■ **What needs to be done**
Show all lines of the listing that hold the word "用含x的代数式表示".

----------

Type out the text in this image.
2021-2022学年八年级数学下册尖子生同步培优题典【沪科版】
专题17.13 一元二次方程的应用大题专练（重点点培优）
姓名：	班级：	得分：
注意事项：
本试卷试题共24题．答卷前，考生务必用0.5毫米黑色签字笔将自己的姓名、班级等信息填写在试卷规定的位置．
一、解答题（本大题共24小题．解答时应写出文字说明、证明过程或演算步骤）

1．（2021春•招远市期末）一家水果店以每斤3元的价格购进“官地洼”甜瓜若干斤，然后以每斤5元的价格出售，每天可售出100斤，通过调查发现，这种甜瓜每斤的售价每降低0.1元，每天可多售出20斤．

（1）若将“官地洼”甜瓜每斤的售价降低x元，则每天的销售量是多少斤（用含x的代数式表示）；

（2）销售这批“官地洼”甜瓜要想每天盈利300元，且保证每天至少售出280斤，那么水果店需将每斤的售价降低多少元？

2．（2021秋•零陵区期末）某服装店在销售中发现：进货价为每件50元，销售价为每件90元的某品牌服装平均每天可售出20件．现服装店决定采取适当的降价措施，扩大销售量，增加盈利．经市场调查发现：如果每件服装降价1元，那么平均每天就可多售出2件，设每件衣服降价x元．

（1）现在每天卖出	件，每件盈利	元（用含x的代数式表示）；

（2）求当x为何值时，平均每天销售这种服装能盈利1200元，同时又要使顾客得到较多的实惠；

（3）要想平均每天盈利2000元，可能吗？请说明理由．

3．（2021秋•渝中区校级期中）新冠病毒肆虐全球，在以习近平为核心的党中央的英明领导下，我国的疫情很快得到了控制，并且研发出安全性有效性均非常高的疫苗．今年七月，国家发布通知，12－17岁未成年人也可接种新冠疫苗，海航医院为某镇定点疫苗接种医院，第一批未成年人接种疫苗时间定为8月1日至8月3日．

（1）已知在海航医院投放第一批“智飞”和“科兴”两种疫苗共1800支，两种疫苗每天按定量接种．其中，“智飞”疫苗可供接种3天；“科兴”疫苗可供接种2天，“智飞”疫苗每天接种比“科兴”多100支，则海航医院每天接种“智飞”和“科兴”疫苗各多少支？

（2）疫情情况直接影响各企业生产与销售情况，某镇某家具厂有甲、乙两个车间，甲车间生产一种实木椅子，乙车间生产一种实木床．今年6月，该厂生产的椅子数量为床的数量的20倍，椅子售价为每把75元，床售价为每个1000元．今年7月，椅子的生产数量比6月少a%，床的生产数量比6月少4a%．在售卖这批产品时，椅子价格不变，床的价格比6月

----------

■ **Exercise result**
（1）若将“官地洼”甜瓜每斤的售价降低x元，则每天的销售量是多少斤（用含x的代数式表示）；
（1）现在每天卖出	件，每件盈利	元（用含x的代数式表示）；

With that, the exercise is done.